Copy out the rows again word for word, everything from the one containing "Localize all elements." down to the one containing "308, 495, 321]", both included. Leave the pictures out of your answer.

> [Entries provided]
_ _ _

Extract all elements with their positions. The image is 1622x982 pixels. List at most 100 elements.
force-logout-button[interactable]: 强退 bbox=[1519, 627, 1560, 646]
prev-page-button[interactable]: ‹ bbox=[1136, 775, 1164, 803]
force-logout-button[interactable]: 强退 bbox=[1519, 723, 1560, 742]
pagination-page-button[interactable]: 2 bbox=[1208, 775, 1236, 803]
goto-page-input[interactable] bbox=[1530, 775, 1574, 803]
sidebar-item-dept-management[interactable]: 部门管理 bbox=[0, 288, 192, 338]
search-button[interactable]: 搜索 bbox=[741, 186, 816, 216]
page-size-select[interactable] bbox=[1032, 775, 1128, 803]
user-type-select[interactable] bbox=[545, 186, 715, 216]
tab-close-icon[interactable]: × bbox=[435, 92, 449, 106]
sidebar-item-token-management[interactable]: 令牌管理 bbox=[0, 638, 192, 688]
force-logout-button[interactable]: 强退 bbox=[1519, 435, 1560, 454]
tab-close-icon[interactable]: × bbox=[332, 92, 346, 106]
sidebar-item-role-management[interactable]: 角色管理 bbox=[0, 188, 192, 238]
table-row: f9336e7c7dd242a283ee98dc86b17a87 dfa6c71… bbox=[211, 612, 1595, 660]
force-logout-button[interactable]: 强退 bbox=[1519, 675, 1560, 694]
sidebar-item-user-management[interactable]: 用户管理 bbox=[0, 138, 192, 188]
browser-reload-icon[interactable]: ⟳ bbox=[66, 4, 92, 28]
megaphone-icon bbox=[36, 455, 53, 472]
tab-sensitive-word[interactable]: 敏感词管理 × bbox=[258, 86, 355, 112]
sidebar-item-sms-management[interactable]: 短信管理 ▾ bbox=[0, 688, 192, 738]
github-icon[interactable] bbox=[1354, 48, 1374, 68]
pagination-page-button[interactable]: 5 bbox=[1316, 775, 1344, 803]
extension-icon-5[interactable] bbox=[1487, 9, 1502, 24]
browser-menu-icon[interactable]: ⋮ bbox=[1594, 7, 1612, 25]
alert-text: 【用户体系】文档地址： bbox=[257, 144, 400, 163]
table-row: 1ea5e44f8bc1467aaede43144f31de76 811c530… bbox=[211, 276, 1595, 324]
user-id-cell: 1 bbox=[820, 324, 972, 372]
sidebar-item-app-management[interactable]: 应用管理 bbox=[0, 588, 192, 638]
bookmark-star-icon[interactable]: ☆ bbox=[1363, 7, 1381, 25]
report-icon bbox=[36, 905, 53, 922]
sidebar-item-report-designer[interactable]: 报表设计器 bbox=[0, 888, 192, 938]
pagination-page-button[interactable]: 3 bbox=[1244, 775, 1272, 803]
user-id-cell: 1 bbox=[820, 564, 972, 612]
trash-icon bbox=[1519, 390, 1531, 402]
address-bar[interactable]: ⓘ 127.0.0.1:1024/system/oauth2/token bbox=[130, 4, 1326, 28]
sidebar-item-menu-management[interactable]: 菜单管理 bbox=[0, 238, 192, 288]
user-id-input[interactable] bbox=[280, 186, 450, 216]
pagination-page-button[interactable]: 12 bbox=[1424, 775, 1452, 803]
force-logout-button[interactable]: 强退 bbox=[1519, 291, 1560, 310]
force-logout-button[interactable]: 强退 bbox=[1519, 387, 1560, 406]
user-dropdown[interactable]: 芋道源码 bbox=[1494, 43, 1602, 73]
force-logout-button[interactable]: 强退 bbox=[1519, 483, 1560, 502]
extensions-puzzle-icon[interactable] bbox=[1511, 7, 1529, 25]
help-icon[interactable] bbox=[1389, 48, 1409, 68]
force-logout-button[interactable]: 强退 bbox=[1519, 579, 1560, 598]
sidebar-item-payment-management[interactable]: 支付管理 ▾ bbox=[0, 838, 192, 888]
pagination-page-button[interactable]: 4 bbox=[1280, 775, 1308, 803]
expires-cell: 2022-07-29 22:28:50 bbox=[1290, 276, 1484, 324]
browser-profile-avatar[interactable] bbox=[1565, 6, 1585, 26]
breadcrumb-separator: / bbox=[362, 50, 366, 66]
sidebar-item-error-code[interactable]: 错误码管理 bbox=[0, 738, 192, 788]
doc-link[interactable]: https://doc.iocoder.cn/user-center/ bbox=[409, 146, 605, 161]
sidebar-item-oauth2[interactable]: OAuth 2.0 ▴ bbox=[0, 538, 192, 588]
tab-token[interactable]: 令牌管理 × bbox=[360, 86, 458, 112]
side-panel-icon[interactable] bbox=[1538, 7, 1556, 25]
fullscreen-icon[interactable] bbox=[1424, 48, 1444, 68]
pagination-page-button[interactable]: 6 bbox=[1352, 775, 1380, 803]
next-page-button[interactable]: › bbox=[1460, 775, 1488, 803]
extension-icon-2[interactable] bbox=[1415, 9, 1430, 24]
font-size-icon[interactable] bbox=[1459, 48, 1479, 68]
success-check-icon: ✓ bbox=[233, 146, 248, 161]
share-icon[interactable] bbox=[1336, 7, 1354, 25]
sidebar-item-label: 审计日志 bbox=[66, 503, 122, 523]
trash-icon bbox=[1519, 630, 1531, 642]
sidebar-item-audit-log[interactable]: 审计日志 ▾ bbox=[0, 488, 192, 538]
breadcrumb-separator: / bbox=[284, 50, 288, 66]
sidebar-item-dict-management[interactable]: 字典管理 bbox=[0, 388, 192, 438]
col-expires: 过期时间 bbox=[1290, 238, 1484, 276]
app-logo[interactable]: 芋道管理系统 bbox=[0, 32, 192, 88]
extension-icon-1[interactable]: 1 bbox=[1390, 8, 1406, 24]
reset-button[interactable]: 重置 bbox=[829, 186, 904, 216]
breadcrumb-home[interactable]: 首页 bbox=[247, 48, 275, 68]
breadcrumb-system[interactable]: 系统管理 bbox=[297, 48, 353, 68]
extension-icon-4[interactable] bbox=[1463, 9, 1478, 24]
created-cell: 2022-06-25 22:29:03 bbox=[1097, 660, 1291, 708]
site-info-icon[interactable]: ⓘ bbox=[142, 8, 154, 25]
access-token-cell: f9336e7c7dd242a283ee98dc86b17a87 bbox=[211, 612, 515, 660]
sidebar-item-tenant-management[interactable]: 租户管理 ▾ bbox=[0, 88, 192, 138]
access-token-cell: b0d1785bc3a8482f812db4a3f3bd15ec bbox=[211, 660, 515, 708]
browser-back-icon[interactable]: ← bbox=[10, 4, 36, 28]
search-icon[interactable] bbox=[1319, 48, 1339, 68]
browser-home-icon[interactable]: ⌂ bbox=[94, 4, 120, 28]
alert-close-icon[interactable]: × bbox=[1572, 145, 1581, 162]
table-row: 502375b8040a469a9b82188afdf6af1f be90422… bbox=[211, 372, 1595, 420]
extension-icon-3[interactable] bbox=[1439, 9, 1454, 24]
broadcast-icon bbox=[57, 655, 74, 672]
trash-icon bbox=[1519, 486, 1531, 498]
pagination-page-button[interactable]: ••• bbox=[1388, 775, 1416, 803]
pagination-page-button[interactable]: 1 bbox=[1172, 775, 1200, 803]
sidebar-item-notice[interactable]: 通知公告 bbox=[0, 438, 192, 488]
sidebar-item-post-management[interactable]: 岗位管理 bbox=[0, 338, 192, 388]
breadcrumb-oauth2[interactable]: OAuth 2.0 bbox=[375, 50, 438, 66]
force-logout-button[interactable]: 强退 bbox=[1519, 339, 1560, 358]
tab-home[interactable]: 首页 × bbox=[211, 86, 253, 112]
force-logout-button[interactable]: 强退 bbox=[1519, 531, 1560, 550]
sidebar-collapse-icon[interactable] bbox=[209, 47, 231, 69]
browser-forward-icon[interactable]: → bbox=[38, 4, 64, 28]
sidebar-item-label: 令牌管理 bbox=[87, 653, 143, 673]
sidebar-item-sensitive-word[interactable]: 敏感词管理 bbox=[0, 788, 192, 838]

_ _ _

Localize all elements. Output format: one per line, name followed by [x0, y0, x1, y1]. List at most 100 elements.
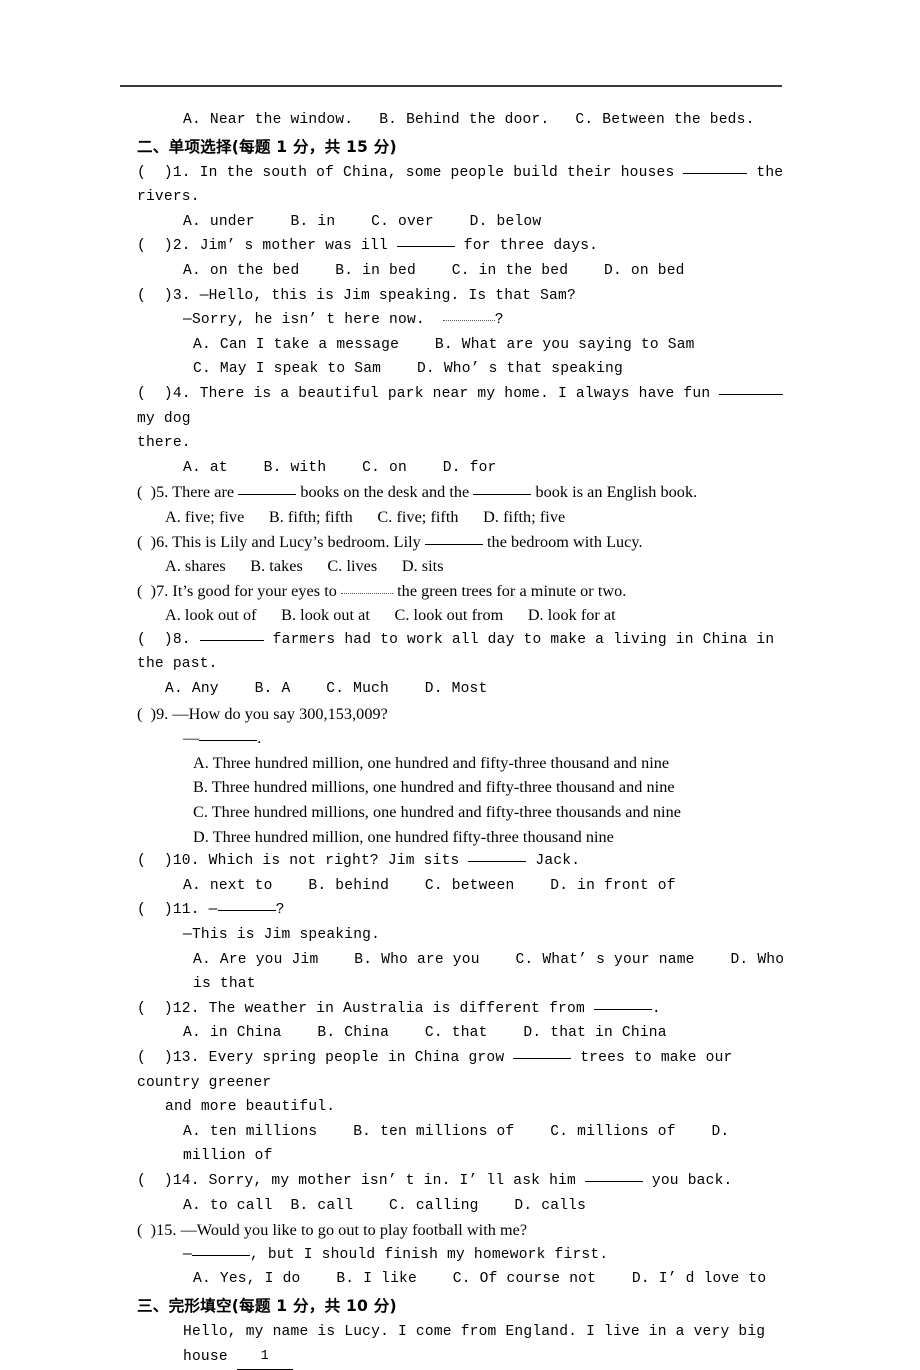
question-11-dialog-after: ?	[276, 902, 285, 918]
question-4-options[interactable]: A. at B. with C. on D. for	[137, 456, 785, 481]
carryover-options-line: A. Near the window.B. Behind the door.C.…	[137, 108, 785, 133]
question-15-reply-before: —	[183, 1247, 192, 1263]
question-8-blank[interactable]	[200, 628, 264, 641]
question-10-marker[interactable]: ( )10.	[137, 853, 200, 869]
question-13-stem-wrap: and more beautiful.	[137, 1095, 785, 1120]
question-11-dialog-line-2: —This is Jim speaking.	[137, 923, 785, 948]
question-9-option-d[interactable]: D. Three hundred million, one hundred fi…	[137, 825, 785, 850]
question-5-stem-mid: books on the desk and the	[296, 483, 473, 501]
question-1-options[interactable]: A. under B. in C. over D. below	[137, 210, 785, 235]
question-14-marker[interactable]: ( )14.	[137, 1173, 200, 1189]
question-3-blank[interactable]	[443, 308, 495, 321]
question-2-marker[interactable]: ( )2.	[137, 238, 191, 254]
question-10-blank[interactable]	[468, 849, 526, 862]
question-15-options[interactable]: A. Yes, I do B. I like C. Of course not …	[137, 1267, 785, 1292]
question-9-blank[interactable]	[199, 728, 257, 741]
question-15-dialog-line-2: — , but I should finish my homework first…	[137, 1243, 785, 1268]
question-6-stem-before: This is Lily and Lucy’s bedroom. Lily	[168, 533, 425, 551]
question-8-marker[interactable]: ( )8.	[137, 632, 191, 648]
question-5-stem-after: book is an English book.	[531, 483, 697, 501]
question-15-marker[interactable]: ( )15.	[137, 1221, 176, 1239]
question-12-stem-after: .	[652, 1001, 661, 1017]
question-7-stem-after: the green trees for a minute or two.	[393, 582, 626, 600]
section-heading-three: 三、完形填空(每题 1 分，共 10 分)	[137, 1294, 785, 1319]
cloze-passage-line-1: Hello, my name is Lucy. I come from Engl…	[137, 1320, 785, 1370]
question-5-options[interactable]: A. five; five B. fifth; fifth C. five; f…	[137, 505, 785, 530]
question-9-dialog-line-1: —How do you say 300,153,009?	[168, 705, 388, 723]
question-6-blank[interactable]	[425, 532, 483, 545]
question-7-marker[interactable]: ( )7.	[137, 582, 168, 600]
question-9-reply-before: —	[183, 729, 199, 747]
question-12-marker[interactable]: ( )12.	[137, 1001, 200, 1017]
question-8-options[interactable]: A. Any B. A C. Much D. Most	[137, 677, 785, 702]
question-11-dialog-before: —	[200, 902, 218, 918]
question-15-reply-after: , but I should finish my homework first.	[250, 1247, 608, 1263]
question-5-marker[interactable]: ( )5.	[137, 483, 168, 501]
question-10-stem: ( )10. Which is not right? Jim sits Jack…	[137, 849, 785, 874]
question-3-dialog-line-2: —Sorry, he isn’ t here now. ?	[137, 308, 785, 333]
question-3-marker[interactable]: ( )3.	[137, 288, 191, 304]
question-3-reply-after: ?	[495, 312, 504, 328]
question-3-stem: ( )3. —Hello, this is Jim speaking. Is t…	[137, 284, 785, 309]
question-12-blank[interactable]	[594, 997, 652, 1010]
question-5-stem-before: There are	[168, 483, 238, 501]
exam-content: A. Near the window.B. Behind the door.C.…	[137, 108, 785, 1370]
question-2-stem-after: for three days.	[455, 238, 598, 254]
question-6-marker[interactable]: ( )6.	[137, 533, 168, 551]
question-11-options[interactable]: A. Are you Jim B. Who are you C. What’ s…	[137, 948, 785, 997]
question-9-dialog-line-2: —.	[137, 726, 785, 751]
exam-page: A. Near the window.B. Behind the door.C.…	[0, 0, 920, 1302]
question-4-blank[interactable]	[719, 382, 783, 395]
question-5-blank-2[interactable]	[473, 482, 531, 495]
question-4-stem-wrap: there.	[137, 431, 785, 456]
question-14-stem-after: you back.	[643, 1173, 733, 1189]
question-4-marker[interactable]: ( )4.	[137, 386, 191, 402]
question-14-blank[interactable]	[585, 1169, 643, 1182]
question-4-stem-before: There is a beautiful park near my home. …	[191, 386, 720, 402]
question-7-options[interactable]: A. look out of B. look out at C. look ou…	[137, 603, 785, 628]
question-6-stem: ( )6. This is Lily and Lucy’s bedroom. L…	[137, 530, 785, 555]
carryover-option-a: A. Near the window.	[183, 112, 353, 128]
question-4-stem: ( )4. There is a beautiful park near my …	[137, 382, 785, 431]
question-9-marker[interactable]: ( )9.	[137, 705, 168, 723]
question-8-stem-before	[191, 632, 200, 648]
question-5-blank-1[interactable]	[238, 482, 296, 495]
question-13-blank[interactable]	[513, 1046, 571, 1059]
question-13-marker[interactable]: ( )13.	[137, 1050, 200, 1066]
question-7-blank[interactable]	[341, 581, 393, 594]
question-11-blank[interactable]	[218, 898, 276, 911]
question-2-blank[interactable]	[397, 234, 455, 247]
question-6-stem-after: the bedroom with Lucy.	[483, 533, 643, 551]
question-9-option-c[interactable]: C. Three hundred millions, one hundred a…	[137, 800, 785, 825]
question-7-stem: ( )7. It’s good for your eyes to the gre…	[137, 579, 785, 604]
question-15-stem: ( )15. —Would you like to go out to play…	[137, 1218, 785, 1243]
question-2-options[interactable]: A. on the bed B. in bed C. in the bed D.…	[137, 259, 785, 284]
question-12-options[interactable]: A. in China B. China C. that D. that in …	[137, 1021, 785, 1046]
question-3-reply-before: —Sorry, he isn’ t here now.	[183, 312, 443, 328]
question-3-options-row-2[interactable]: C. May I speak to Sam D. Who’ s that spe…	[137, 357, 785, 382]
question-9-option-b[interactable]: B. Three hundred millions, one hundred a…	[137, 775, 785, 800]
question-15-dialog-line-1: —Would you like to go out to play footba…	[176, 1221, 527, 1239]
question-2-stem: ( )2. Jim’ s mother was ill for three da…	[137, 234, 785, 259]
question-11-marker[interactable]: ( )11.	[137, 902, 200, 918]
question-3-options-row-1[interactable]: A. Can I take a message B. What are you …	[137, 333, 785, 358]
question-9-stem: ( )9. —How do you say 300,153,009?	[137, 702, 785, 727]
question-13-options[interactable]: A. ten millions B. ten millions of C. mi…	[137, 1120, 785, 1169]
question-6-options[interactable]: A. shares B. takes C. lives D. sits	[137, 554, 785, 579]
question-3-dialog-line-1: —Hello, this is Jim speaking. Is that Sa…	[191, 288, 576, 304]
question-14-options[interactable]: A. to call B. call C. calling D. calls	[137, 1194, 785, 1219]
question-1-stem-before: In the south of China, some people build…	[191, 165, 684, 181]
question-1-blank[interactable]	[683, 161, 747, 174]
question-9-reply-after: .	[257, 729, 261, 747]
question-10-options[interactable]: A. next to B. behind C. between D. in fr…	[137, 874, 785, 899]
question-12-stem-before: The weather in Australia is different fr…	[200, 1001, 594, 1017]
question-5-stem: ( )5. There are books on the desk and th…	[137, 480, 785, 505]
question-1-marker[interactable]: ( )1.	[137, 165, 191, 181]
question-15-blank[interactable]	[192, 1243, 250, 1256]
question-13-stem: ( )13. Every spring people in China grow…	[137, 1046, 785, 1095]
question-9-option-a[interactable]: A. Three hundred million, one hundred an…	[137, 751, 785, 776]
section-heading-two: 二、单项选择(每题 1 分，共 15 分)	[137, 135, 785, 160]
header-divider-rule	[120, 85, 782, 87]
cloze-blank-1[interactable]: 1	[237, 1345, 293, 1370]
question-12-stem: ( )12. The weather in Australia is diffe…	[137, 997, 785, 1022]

_ _ _

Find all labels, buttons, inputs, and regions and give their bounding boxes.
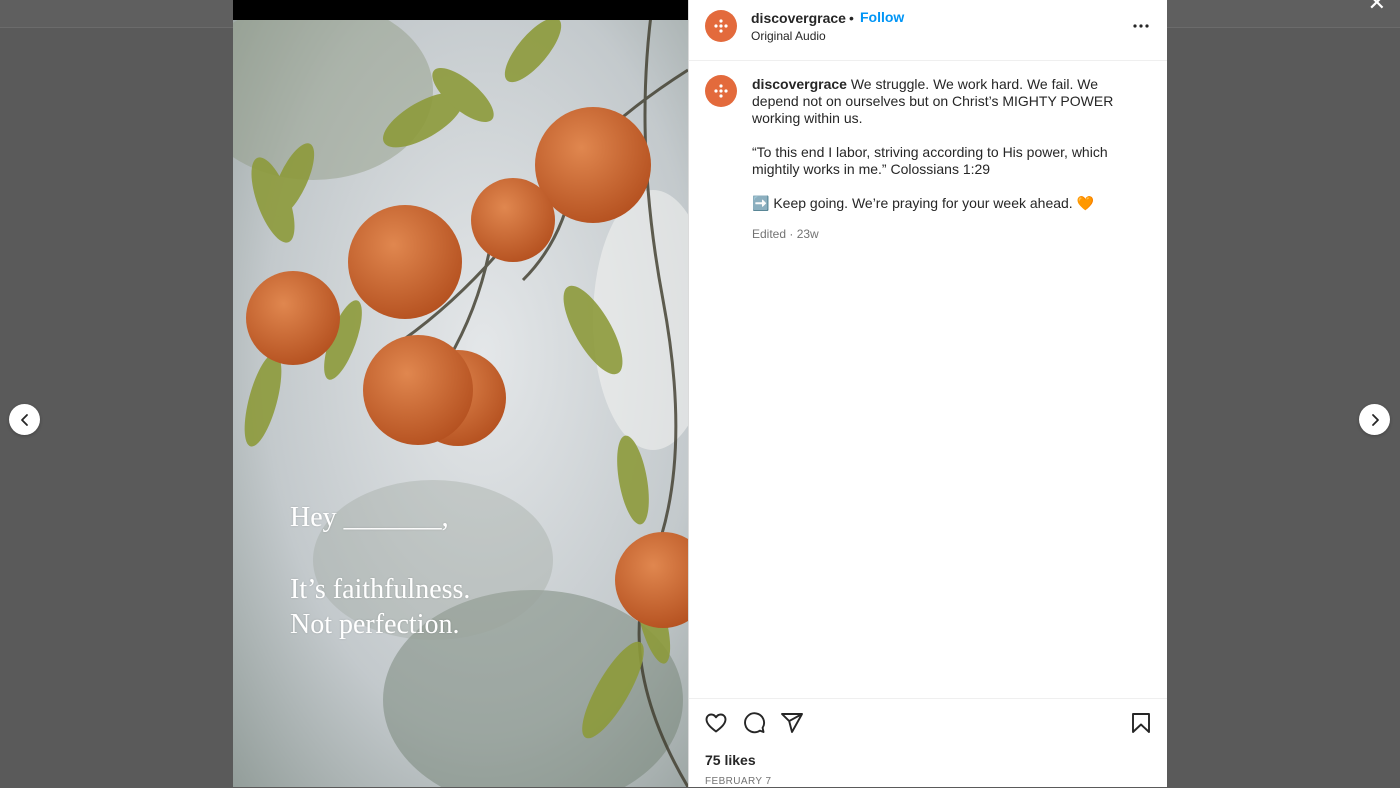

_ _ _

> [Response to the task]
Localize all elements. Output format: one per line, name followed by [x0, y0, x1, y1]. List at most 100 elements.
question-11-dialog-after: ?	[276, 902, 285, 918]
question-4-options[interactable]: A. at B. with C. on D. for	[137, 456, 785, 481]
carryover-options-line: A. Near the window.B. Behind the door.C.…	[137, 108, 785, 133]
question-15-reply-before: —	[183, 1247, 192, 1263]
question-8-blank[interactable]	[200, 628, 264, 641]
question-10-marker[interactable]: ( )10.	[137, 853, 200, 869]
question-13-stem-wrap: and more beautiful.	[137, 1095, 785, 1120]
question-11-dialog-line-2: —This is Jim speaking.	[137, 923, 785, 948]
question-9-option-d[interactable]: D. Three hundred million, one hundred fi…	[137, 825, 785, 850]
question-5-stem-mid: books on the desk and the	[296, 483, 473, 501]
question-1-options[interactable]: A. under B. in C. over D. below	[137, 210, 785, 235]
question-14-marker[interactable]: ( )14.	[137, 1173, 200, 1189]
question-3-blank[interactable]	[443, 308, 495, 321]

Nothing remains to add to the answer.